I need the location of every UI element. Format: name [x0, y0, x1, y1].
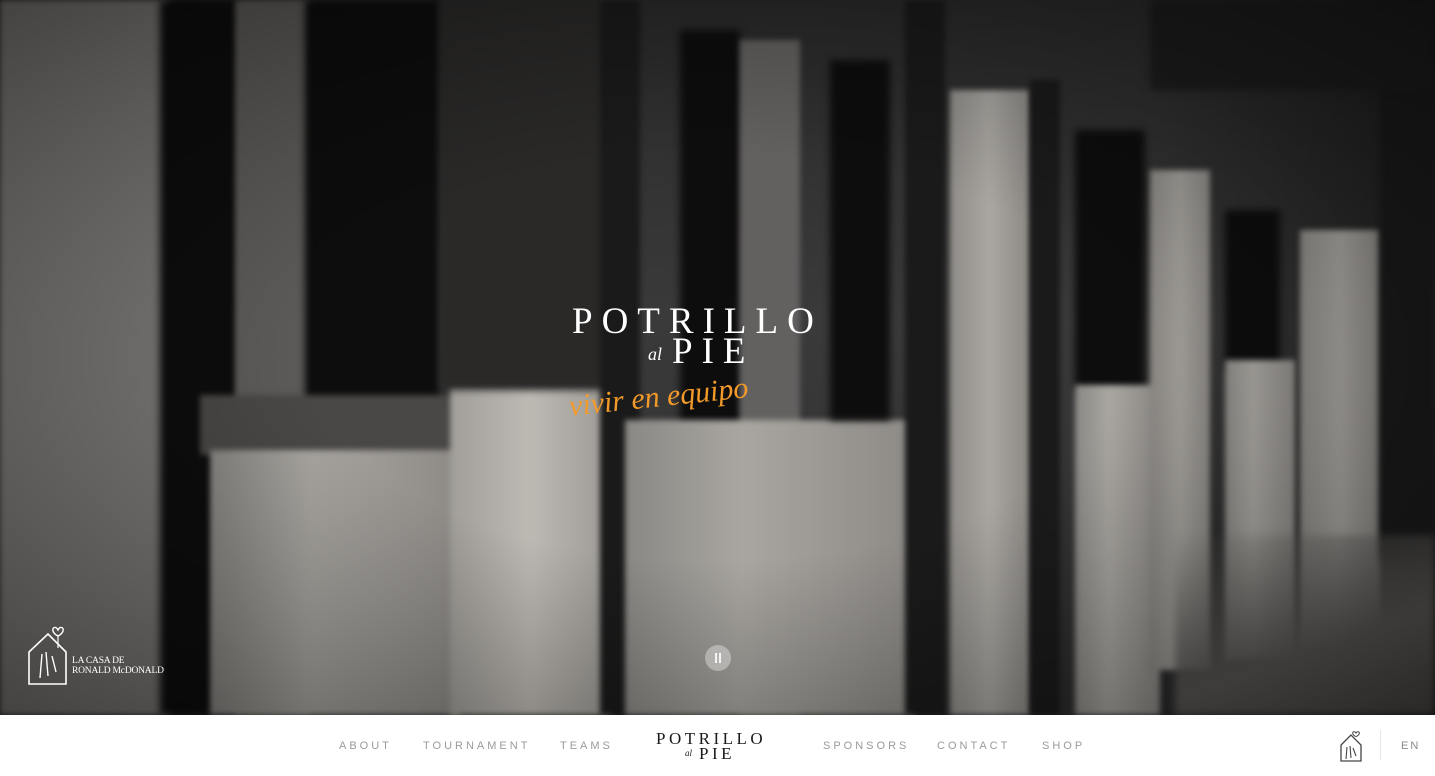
partner-name-line1: LA CASA DE	[72, 656, 125, 666]
hero-brand-logo: POTRILLO al PIE vivir en equipo	[560, 300, 880, 420]
nav-item-tournament[interactable]: TOURNAMENT	[423, 740, 530, 752]
partner-name-line2: RONALD McDONALD	[72, 666, 164, 676]
house-heart-icon	[28, 626, 67, 685]
hero-video-background: POTRILLO al PIE vivir en equipo LA CASA …	[0, 0, 1435, 715]
partner-house-icon[interactable]	[1339, 729, 1363, 763]
tagline-text: vivir en equipo	[567, 371, 749, 416]
nav-logo-al: al	[685, 748, 693, 758]
nav-home-logo[interactable]: POTRILLO al PIE	[652, 729, 784, 769]
nav-item-shop[interactable]: SHOP	[1042, 740, 1085, 752]
nav-item-teams[interactable]: TEAMS	[560, 740, 613, 752]
tagline-script: vivir en equipo	[567, 371, 749, 416]
video-pause-button[interactable]	[705, 645, 731, 671]
partner-logo[interactable]: LA CASA DE RONALD McDONALD	[26, 622, 166, 688]
nav-item-contact[interactable]: CONTACT	[937, 740, 1010, 752]
nav-logo-line2: PIE	[699, 744, 735, 763]
nav-divider	[1380, 730, 1381, 760]
nav-item-sponsors[interactable]: SPONSORS	[823, 740, 909, 752]
language-switcher[interactable]: EN	[1401, 740, 1420, 752]
nav-item-about[interactable]: ABOUT	[339, 740, 392, 752]
main-navigation: ABOUT TOURNAMENT TEAMS POTRILLO al PIE S…	[0, 715, 1435, 776]
pause-icon	[715, 653, 717, 663]
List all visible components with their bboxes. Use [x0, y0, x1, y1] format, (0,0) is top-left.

##############################

_What is asked_:
Reproduce the records above verbatim, line by line, omitting the picture placeholders.

_Exercise result_:
I need the location of every UI element. Format: name [x0, y0, x1, y1].
partner-name-line1: LA CASA DE	[72, 656, 125, 666]
hero-brand-logo: POTRILLO al PIE vivir en equipo	[560, 300, 880, 420]
nav-item-tournament[interactable]: TOURNAMENT	[423, 740, 530, 752]
partner-name-line2: RONALD McDONALD	[72, 666, 164, 676]
house-heart-icon	[28, 626, 67, 685]
hero-video-background: POTRILLO al PIE vivir en equipo LA CASA …	[0, 0, 1435, 715]
partner-house-icon[interactable]	[1339, 729, 1363, 763]
tagline-text: vivir en equipo	[567, 371, 749, 416]
nav-logo-al: al	[685, 748, 693, 758]
nav-home-logo[interactable]: POTRILLO al PIE	[652, 729, 784, 769]
nav-item-shop[interactable]: SHOP	[1042, 740, 1085, 752]
nav-item-teams[interactable]: TEAMS	[560, 740, 613, 752]
tagline-script: vivir en equipo	[567, 371, 749, 416]
video-pause-button[interactable]	[705, 645, 731, 671]
partner-logo[interactable]: LA CASA DE RONALD McDONALD	[26, 622, 166, 688]
nav-item-contact[interactable]: CONTACT	[937, 740, 1010, 752]
nav-logo-line2: PIE	[699, 744, 735, 763]
nav-divider	[1380, 730, 1381, 760]
nav-item-sponsors[interactable]: SPONSORS	[823, 740, 909, 752]
language-switcher[interactable]: EN	[1401, 740, 1420, 752]
nav-item-about[interactable]: ABOUT	[339, 740, 392, 752]
main-navigation: ABOUT TOURNAMENT TEAMS POTRILLO al PIE S…	[0, 715, 1435, 776]
pause-icon	[715, 653, 717, 663]
List all visible components with their bboxes. Use [x0, y0, x1, y1] format, (0,0) is top-left.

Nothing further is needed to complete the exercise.